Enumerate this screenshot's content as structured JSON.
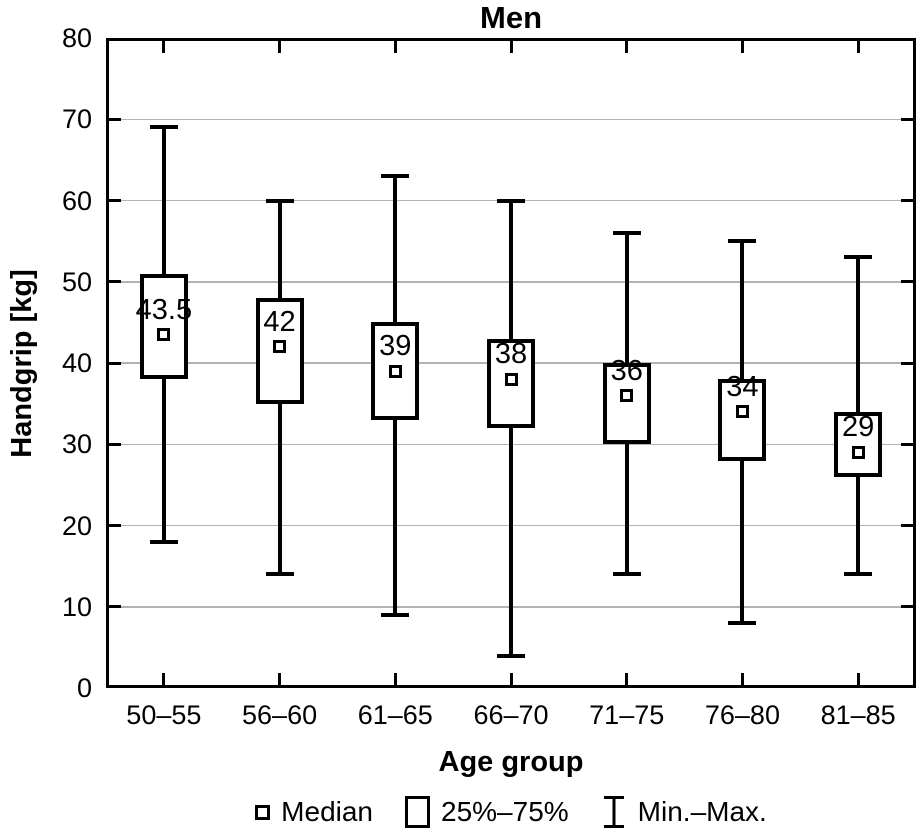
{
  "figure": {
    "title": "Men",
    "xlabel": "Age group",
    "ylabel": "Handgrip [kg]"
  },
  "chart_data": {
    "type": "box",
    "title": "Men",
    "xlabel": "Age group",
    "ylabel": "Handgrip [kg]",
    "ylim": [
      0,
      80
    ],
    "yticks": [
      0,
      10,
      20,
      30,
      40,
      50,
      60,
      70,
      80
    ],
    "grid": "horizontal",
    "legend_position": "bottom-center",
    "categories": [
      "50–55",
      "56–60",
      "61–65",
      "66–70",
      "71–75",
      "76–80",
      "81–85"
    ],
    "series": [
      {
        "category": "50–55",
        "min": 18,
        "q1": 38,
        "median": 43.5,
        "q3": 51,
        "max": 69,
        "median_label": "43.5"
      },
      {
        "category": "56–60",
        "min": 14,
        "q1": 35,
        "median": 42,
        "q3": 48,
        "max": 60,
        "median_label": "42"
      },
      {
        "category": "61–65",
        "min": 9,
        "q1": 33,
        "median": 39,
        "q3": 45,
        "max": 63,
        "median_label": "39"
      },
      {
        "category": "66–70",
        "min": 4,
        "q1": 32,
        "median": 38,
        "q3": 43,
        "max": 60,
        "median_label": "38"
      },
      {
        "category": "71–75",
        "min": 14,
        "q1": 30,
        "median": 36,
        "q3": 40,
        "max": 56,
        "median_label": "36"
      },
      {
        "category": "76–80",
        "min": 8,
        "q1": 28,
        "median": 34,
        "q3": 38,
        "max": 55,
        "median_label": "34"
      },
      {
        "category": "81–85",
        "min": 14,
        "q1": 26,
        "median": 29,
        "q3": 34,
        "max": 53,
        "median_label": "29"
      }
    ],
    "legend": {
      "items": [
        {
          "icon": "median-marker-icon",
          "label": "Median"
        },
        {
          "icon": "iqr-box-icon",
          "label": "25%–75%"
        },
        {
          "icon": "minmax-whisker-icon",
          "label": "Min.–Max."
        }
      ]
    },
    "colors": {
      "line": "#000000",
      "grid": "#b3b3b3",
      "box_fill": "#ffffff",
      "background": "#ffffff"
    }
  }
}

• What is asked
Quote every line word for word and keep the images out of the copy.

• Finished task
Enumerate this screenshot's content as structured JSON.
{
  "figure": {
    "title": "Men",
    "xlabel": "Age group",
    "ylabel": "Handgrip [kg]"
  },
  "chart_data": {
    "type": "box",
    "title": "Men",
    "xlabel": "Age group",
    "ylabel": "Handgrip [kg]",
    "ylim": [
      0,
      80
    ],
    "yticks": [
      0,
      10,
      20,
      30,
      40,
      50,
      60,
      70,
      80
    ],
    "grid": "horizontal",
    "legend_position": "bottom-center",
    "categories": [
      "50–55",
      "56–60",
      "61–65",
      "66–70",
      "71–75",
      "76–80",
      "81–85"
    ],
    "series": [
      {
        "category": "50–55",
        "min": 18,
        "q1": 38,
        "median": 43.5,
        "q3": 51,
        "max": 69,
        "median_label": "43.5"
      },
      {
        "category": "56–60",
        "min": 14,
        "q1": 35,
        "median": 42,
        "q3": 48,
        "max": 60,
        "median_label": "42"
      },
      {
        "category": "61–65",
        "min": 9,
        "q1": 33,
        "median": 39,
        "q3": 45,
        "max": 63,
        "median_label": "39"
      },
      {
        "category": "66–70",
        "min": 4,
        "q1": 32,
        "median": 38,
        "q3": 43,
        "max": 60,
        "median_label": "38"
      },
      {
        "category": "71–75",
        "min": 14,
        "q1": 30,
        "median": 36,
        "q3": 40,
        "max": 56,
        "median_label": "36"
      },
      {
        "category": "76–80",
        "min": 8,
        "q1": 28,
        "median": 34,
        "q3": 38,
        "max": 55,
        "median_label": "34"
      },
      {
        "category": "81–85",
        "min": 14,
        "q1": 26,
        "median": 29,
        "q3": 34,
        "max": 53,
        "median_label": "29"
      }
    ],
    "legend": {
      "items": [
        {
          "icon": "median-marker-icon",
          "label": "Median"
        },
        {
          "icon": "iqr-box-icon",
          "label": "25%–75%"
        },
        {
          "icon": "minmax-whisker-icon",
          "label": "Min.–Max."
        }
      ]
    },
    "colors": {
      "line": "#000000",
      "grid": "#b3b3b3",
      "box_fill": "#ffffff",
      "background": "#ffffff"
    }
  }
}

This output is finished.